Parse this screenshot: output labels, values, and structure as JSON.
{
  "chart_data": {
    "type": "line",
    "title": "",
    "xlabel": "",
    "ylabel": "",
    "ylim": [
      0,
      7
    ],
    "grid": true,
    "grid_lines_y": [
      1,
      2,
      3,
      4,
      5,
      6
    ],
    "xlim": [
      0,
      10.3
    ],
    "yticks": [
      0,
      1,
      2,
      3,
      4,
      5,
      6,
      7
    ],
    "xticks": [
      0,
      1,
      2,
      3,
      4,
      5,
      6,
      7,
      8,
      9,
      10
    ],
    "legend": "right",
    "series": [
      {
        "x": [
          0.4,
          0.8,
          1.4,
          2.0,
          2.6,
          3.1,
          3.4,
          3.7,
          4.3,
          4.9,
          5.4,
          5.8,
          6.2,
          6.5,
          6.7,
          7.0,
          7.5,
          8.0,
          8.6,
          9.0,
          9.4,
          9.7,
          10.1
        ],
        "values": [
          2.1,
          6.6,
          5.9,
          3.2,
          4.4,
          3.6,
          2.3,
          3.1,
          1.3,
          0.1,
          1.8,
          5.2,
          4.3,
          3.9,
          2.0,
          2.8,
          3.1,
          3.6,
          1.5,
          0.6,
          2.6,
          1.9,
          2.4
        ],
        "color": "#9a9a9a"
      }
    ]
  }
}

+ + + + +

» THE TASK
Output the listing above exactly as it appears.

» TASK SOLUTION
Parse this screenshot: output labels, values, and structure as JSON.
{
  "chart_data": {
    "type": "line",
    "title": "",
    "xlabel": "",
    "ylabel": "",
    "ylim": [
      0,
      7
    ],
    "grid": true,
    "grid_lines_y": [
      1,
      2,
      3,
      4,
      5,
      6
    ],
    "xlim": [
      0,
      10.3
    ],
    "yticks": [
      0,
      1,
      2,
      3,
      4,
      5,
      6,
      7
    ],
    "xticks": [
      0,
      1,
      2,
      3,
      4,
      5,
      6,
      7,
      8,
      9,
      10
    ],
    "legend": "right",
    "series": [
      {
        "x": [
          0.4,
          0.8,
          1.4,
          2.0,
          2.6,
          3.1,
          3.4,
          3.7,
          4.3,
          4.9,
          5.4,
          5.8,
          6.2,
          6.5,
          6.7,
          7.0,
          7.5,
          8.0,
          8.6,
          9.0,
          9.4,
          9.7,
          10.1
        ],
        "values": [
          2.1,
          6.6,
          5.9,
          3.2,
          4.4,
          3.6,
          2.3,
          3.1,
          1.3,
          0.1,
          1.8,
          5.2,
          4.3,
          3.9,
          2.0,
          2.8,
          3.1,
          3.6,
          1.5,
          0.6,
          2.6,
          1.9,
          2.4
        ],
        "color": "#9a9a9a"
      }
    ]
  }
}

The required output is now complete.